--- Start of Provided entries ---

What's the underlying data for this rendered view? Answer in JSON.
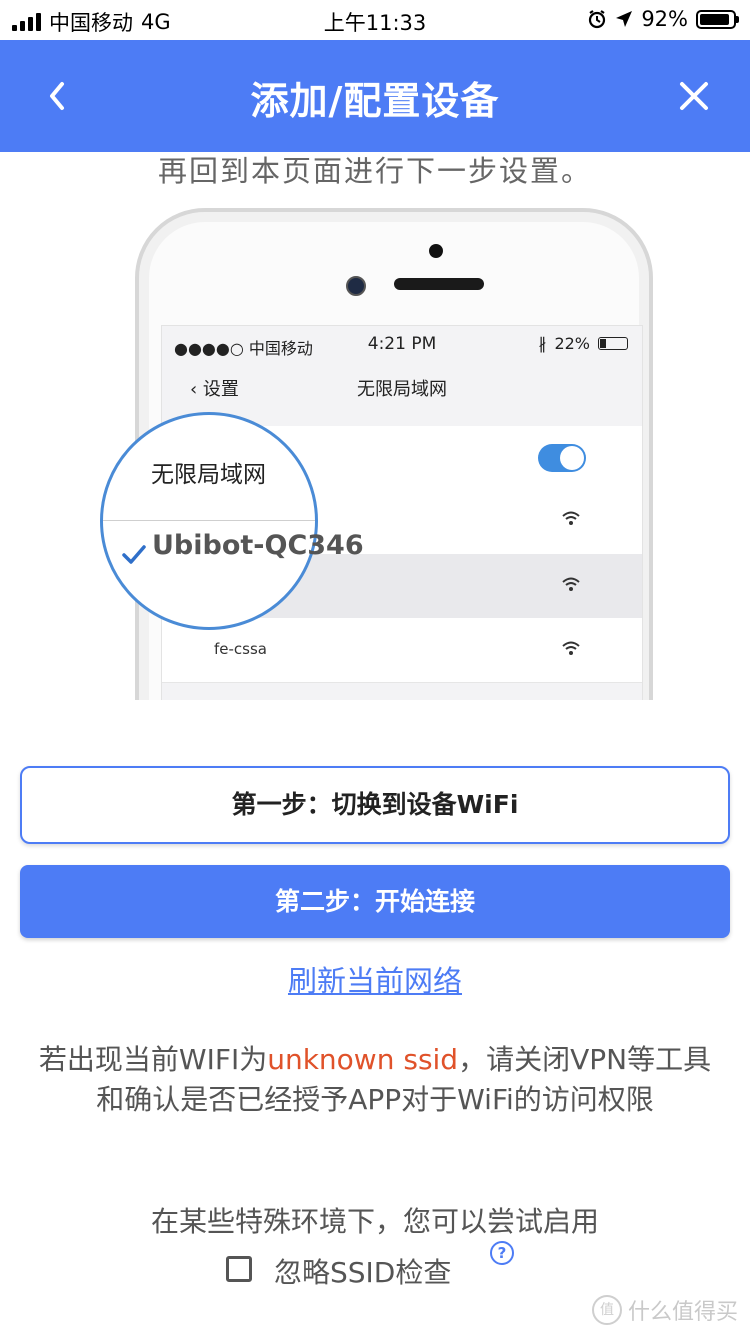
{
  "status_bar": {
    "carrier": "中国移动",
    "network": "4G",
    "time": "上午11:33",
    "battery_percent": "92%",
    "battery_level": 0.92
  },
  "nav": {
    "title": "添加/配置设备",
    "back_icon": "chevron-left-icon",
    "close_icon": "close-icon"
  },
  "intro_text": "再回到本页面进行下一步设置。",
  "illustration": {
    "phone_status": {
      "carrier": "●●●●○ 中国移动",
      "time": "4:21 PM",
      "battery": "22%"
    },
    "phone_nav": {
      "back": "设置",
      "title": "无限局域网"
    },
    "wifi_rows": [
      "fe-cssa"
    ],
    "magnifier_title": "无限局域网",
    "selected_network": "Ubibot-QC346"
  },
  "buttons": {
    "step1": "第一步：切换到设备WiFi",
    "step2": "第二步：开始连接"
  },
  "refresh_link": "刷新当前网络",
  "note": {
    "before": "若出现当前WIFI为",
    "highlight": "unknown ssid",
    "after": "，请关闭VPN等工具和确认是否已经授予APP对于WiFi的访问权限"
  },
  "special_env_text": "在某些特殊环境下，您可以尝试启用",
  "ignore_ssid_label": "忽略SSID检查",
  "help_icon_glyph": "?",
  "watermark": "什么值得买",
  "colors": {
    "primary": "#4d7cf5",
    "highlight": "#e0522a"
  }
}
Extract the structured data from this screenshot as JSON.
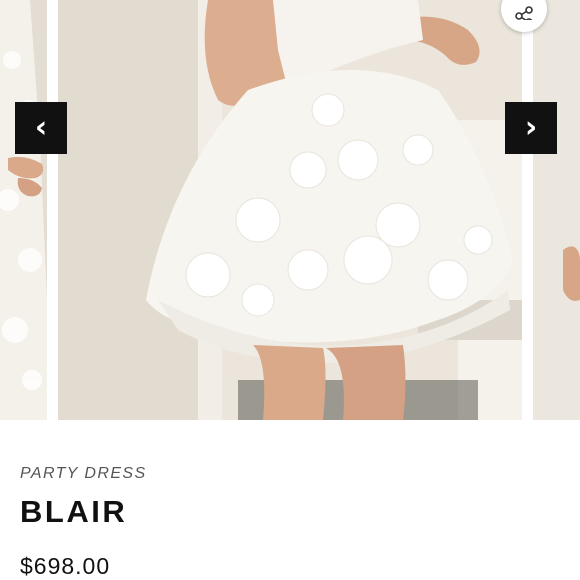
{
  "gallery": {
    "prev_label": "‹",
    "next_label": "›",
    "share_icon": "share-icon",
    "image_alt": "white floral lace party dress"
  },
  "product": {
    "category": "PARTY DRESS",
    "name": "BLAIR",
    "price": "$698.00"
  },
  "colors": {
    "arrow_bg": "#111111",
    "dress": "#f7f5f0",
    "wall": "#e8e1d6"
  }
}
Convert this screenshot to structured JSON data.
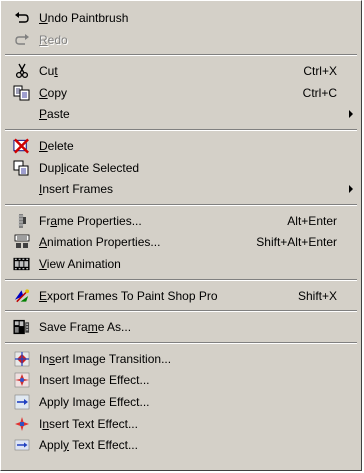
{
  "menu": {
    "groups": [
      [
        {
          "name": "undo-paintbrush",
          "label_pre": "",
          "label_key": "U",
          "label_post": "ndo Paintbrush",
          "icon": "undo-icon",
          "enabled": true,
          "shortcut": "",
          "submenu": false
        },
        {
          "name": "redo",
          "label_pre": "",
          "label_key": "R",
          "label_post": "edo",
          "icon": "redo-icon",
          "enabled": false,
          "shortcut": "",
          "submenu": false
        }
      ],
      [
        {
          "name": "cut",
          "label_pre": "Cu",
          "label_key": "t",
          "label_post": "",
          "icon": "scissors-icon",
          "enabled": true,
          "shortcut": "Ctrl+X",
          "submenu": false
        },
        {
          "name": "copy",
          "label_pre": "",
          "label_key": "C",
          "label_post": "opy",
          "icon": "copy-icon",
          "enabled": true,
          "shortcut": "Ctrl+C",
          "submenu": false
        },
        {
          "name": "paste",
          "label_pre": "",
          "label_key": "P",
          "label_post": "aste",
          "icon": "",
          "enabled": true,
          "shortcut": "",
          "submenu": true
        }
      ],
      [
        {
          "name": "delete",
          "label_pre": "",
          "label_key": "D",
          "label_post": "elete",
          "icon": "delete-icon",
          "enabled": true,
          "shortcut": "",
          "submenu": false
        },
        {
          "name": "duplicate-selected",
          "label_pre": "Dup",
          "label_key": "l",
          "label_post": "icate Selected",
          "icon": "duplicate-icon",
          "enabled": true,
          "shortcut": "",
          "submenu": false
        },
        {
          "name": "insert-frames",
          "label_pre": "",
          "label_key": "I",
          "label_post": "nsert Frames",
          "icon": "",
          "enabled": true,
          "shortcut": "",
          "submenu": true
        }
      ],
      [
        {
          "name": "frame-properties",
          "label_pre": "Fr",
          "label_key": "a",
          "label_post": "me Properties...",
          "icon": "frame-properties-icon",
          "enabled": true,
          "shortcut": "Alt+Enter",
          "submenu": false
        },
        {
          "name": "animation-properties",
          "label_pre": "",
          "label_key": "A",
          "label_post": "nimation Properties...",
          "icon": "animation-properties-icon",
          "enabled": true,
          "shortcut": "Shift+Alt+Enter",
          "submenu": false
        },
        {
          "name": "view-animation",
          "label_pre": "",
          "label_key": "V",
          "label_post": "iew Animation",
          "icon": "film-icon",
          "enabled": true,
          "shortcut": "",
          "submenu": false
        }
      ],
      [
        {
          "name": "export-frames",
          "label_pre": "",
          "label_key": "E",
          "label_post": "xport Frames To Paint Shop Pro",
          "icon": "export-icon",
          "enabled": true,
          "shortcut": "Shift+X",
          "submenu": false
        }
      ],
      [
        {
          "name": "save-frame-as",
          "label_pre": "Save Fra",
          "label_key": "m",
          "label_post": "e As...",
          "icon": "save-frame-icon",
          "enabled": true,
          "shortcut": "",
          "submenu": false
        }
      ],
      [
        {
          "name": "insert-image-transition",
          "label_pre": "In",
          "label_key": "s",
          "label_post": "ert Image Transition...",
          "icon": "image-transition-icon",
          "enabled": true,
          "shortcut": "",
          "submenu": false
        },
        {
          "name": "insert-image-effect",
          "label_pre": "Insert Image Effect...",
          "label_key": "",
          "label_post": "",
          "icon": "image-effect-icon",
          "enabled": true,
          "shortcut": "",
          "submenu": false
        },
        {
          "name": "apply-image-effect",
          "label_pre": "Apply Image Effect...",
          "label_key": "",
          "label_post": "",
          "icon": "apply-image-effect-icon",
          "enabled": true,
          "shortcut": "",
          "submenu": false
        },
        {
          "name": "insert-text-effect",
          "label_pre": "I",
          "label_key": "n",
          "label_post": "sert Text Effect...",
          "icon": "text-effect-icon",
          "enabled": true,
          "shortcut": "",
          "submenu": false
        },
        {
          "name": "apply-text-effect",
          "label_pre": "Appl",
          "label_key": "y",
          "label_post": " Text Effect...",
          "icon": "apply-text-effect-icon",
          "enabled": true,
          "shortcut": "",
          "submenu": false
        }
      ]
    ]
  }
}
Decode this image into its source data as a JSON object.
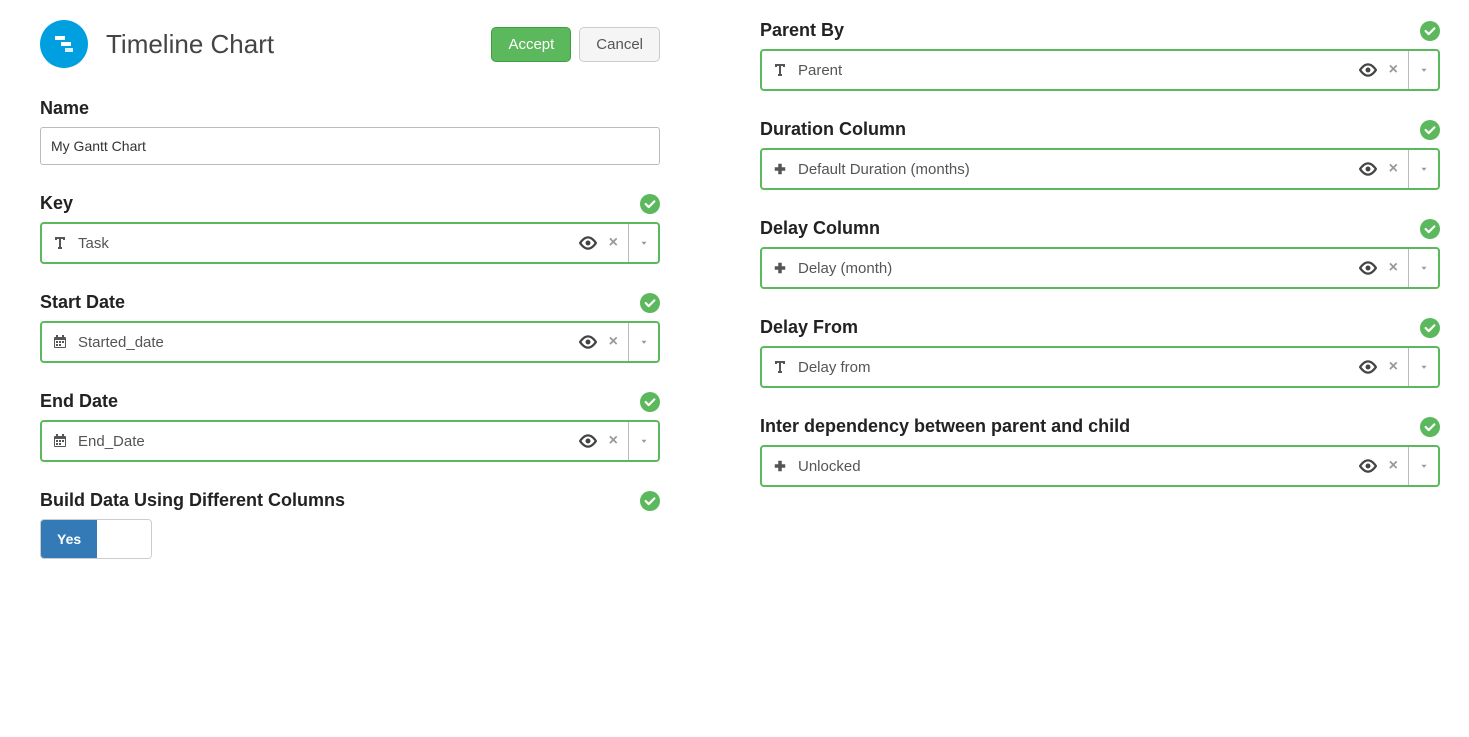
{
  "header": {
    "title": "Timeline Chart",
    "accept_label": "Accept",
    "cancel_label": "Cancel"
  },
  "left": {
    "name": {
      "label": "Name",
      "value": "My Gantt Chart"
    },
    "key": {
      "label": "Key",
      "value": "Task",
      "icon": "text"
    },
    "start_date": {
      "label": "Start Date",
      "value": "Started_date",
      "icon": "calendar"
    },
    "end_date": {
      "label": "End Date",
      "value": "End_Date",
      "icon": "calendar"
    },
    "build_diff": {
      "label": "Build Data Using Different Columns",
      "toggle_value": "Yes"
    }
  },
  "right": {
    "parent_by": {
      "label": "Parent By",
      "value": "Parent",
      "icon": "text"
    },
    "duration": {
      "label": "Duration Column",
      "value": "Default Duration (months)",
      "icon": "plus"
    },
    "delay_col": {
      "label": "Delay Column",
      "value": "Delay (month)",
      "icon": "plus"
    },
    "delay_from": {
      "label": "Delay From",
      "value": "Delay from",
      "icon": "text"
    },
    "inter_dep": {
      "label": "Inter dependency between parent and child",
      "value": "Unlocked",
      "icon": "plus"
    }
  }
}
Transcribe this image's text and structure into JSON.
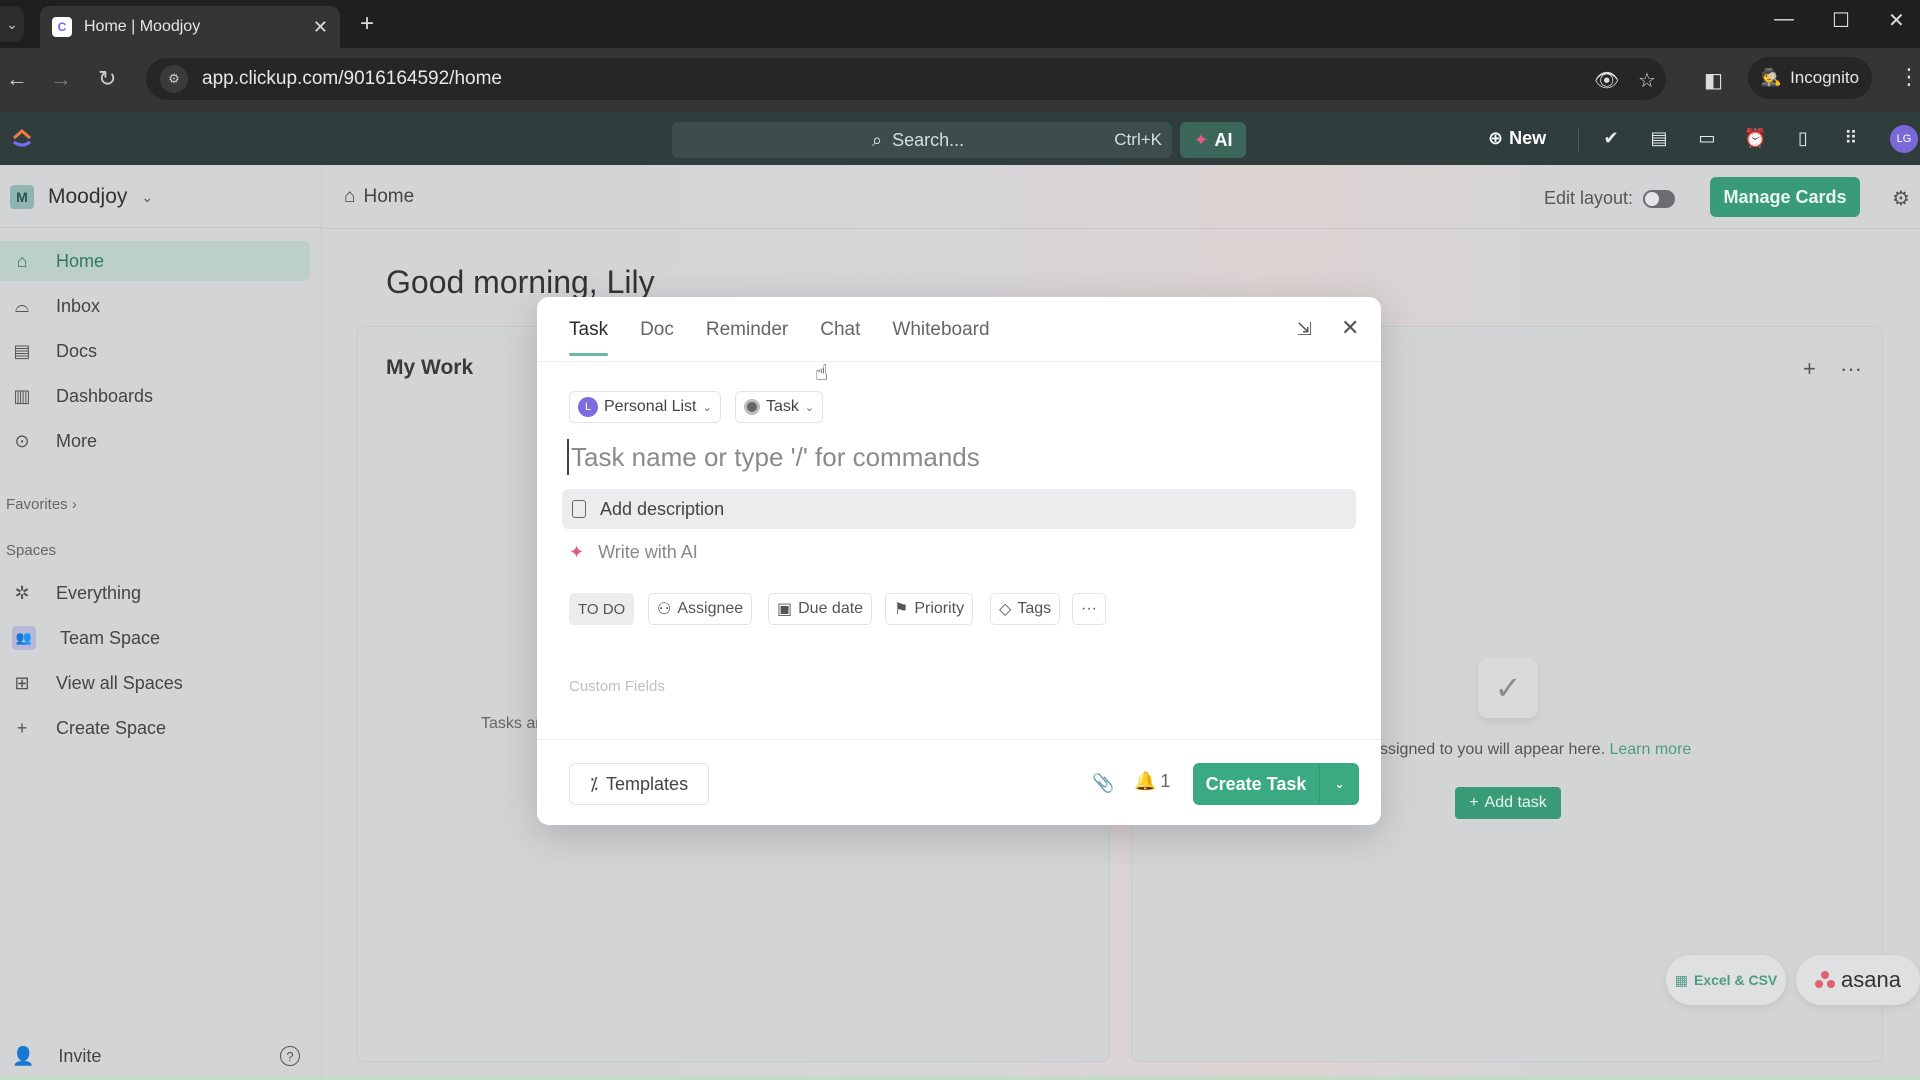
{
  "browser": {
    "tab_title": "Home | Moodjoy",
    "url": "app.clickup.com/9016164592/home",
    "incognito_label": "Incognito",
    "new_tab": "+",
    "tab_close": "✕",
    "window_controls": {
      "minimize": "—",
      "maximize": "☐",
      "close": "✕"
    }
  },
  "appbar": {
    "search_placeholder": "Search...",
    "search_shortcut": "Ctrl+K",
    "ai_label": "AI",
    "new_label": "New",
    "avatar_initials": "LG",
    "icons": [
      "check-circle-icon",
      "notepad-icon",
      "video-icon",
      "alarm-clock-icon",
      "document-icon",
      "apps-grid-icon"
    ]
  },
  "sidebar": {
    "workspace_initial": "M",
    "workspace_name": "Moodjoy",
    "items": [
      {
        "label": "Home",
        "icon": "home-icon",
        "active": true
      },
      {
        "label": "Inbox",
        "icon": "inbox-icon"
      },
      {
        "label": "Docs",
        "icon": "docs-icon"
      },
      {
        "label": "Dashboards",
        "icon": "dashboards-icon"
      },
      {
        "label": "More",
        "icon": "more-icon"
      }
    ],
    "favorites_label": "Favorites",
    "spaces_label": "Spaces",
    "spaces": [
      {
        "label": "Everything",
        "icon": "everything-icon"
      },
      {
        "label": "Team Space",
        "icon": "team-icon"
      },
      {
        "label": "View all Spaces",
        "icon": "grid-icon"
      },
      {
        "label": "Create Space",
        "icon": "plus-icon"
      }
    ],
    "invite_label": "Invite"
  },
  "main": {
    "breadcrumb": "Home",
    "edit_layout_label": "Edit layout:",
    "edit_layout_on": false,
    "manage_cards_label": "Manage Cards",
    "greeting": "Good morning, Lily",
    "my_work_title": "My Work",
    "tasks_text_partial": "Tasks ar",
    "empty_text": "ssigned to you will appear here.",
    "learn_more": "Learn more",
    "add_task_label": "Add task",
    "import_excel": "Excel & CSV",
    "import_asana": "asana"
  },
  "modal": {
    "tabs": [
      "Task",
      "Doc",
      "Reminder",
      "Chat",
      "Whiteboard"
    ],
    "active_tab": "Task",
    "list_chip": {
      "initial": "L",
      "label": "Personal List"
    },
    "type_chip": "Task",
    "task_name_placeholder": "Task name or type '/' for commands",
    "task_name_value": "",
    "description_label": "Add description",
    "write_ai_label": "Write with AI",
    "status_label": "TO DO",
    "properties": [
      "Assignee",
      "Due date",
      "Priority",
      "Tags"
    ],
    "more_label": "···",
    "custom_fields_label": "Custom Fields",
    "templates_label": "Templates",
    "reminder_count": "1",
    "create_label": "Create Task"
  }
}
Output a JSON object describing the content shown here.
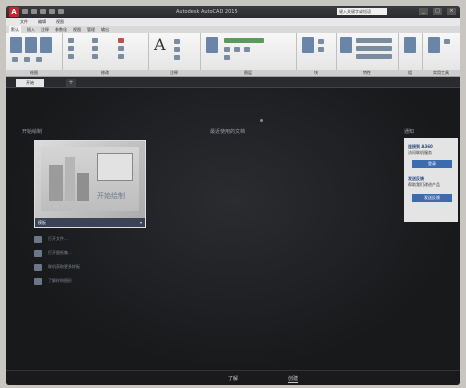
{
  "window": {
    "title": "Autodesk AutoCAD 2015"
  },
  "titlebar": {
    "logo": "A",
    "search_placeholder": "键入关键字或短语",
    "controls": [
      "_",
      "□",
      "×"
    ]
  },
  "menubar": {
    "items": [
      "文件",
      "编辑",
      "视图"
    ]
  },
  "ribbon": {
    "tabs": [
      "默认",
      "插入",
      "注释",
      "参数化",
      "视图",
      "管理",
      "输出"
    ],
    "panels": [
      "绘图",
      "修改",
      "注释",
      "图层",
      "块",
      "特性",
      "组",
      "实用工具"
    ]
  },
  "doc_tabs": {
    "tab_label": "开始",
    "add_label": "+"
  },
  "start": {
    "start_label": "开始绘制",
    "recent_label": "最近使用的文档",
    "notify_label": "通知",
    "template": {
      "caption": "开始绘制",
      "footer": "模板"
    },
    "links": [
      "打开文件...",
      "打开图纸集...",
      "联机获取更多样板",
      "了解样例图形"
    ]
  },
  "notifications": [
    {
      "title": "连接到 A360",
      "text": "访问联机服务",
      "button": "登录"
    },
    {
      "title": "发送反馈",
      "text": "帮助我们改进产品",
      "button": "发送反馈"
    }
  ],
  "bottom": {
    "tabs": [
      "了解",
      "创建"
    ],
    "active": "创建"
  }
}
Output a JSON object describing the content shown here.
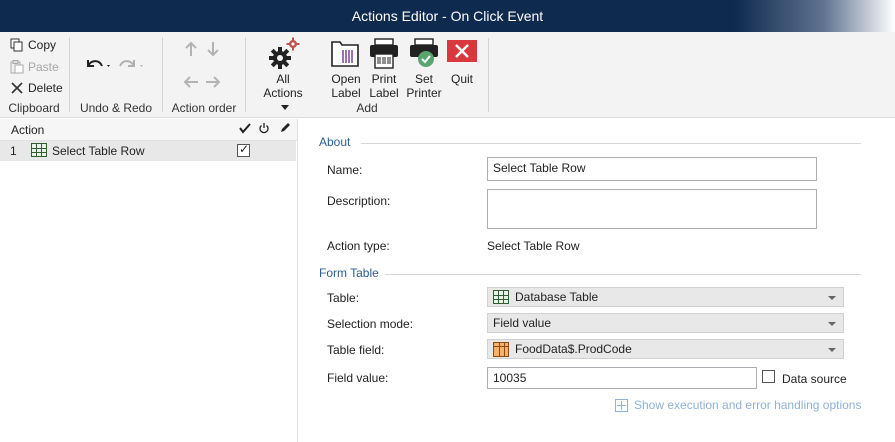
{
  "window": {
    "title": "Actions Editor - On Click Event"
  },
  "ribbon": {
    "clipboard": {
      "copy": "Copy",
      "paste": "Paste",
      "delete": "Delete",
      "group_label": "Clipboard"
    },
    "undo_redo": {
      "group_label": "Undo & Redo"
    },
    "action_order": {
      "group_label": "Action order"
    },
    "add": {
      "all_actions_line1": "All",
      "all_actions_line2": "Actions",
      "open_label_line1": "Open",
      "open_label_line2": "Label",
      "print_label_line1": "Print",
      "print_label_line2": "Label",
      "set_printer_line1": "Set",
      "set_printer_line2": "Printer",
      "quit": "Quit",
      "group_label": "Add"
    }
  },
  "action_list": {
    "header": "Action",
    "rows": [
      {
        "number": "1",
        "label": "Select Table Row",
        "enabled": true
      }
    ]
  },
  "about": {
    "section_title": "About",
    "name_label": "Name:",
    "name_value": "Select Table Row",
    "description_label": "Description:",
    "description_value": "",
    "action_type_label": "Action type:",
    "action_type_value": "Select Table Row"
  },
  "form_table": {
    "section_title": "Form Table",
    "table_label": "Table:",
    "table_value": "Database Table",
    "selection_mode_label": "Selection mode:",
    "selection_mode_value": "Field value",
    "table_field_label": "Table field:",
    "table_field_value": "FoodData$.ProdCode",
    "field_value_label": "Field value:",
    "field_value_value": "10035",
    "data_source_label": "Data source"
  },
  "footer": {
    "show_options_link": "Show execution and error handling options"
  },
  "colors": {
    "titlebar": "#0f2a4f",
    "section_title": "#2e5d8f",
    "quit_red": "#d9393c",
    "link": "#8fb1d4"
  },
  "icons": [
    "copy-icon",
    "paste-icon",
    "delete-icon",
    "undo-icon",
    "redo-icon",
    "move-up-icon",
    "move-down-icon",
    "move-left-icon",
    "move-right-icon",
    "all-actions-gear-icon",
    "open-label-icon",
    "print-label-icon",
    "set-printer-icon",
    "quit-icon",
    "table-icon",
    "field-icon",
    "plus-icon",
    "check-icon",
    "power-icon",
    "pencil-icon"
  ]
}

--- End of Provided entries ---

**Do this**
Search the lines for the string "Shift" and copy every line that has it.

**The completed task**
          "shortcut": "Shift+Alt+Enter",
          "shortcut": "Shift+X",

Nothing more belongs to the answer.